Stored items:

---*---

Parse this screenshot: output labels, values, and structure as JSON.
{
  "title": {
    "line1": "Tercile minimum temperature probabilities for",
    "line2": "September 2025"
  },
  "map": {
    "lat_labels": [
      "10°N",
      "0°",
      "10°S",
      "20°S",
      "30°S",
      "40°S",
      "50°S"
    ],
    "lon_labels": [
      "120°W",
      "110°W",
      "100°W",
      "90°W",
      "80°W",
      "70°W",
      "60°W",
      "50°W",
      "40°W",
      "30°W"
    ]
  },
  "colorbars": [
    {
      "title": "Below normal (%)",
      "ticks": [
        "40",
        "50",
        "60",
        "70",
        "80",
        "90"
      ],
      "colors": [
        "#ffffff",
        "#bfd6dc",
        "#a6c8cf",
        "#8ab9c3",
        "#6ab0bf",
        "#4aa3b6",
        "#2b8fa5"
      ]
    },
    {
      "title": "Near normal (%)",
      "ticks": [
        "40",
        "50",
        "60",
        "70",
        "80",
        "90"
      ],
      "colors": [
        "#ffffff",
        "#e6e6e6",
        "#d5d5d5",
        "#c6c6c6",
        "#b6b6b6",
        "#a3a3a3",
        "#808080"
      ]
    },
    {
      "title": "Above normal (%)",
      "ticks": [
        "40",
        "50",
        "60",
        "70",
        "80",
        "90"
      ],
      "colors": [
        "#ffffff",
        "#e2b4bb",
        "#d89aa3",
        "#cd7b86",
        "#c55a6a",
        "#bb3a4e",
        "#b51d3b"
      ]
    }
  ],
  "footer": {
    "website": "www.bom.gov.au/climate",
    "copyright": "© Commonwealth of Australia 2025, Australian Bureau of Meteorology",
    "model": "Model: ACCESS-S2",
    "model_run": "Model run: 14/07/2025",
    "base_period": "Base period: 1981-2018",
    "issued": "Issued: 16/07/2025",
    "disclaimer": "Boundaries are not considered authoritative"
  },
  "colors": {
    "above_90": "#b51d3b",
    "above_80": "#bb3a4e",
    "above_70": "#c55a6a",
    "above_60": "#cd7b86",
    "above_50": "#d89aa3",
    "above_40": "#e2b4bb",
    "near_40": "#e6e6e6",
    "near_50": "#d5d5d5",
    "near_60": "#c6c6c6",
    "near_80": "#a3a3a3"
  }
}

---*---

What is being asked
Of the lines above, how many include the word "Model"? Reply with the number only.

Solution to the exercise
2